* **Instructions for the task**
Write out all of the entries exactly, please.

* **Dataset excerpts**
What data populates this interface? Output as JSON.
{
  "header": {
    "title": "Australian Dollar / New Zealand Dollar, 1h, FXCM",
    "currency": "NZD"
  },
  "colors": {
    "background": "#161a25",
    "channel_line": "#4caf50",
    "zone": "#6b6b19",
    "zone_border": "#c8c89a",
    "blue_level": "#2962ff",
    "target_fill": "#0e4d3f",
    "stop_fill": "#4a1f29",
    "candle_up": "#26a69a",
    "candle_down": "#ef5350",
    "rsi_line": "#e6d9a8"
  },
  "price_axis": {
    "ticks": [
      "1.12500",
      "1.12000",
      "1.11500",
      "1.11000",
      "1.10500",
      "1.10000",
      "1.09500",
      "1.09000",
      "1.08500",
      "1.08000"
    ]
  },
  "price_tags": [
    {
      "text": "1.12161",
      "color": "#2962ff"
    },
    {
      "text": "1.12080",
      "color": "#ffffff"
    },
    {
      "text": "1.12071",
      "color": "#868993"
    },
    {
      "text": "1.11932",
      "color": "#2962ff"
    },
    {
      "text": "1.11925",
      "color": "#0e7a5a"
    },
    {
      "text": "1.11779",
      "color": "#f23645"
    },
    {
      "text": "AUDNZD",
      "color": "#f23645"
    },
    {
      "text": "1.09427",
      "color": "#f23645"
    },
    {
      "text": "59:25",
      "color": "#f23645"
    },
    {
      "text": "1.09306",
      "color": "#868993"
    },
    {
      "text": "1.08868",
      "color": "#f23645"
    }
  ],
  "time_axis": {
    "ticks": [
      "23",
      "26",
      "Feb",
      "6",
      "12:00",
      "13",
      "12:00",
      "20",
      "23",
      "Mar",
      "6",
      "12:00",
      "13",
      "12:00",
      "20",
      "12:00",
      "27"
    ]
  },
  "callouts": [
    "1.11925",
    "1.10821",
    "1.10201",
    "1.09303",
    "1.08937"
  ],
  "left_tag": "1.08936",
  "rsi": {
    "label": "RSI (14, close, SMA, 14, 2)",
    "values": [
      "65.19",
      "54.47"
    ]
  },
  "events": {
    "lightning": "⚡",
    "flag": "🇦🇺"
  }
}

* **Final result**
What data populates this interface? Output as JSON.
{
  "header": {
    "title": "Australian Dollar / New Zealand Dollar, 1h, FXCM",
    "currency": "NZD"
  },
  "colors": {
    "background": "#161a25",
    "channel_line": "#4caf50",
    "zone": "#6b6b19",
    "zone_border": "#c8c89a",
    "blue_level": "#2962ff",
    "target_fill": "#0e4d3f",
    "stop_fill": "#4a1f29",
    "candle_up": "#26a69a",
    "candle_down": "#ef5350",
    "rsi_line": "#e6d9a8"
  },
  "price_axis": {
    "ticks": [
      "1.12500",
      "1.12000",
      "1.11500",
      "1.11000",
      "1.10500",
      "1.10000",
      "1.09500",
      "1.09000",
      "1.08500",
      "1.08000"
    ]
  },
  "price_tags": [
    {
      "text": "1.12161",
      "color": "#2962ff"
    },
    {
      "text": "1.12080",
      "color": "#ffffff"
    },
    {
      "text": "1.12071",
      "color": "#868993"
    },
    {
      "text": "1.11932",
      "color": "#2962ff"
    },
    {
      "text": "1.11925",
      "color": "#0e7a5a"
    },
    {
      "text": "1.11779",
      "color": "#f23645"
    },
    {
      "text": "AUDNZD",
      "color": "#f23645"
    },
    {
      "text": "1.09427",
      "color": "#f23645"
    },
    {
      "text": "59:25",
      "color": "#f23645"
    },
    {
      "text": "1.09306",
      "color": "#868993"
    },
    {
      "text": "1.08868",
      "color": "#f23645"
    }
  ],
  "time_axis": {
    "ticks": [
      "23",
      "26",
      "Feb",
      "6",
      "12:00",
      "13",
      "12:00",
      "20",
      "23",
      "Mar",
      "6",
      "12:00",
      "13",
      "12:00",
      "20",
      "12:00",
      "27"
    ]
  },
  "callouts": [
    "1.11925",
    "1.10821",
    "1.10201",
    "1.09303",
    "1.08937"
  ],
  "left_tag": "1.08936",
  "rsi": {
    "label": "RSI (14, close, SMA, 14, 2)",
    "values": [
      "65.19",
      "54.47"
    ]
  },
  "events": {
    "lightning": "⚡",
    "flag": "🇦🇺"
  }
}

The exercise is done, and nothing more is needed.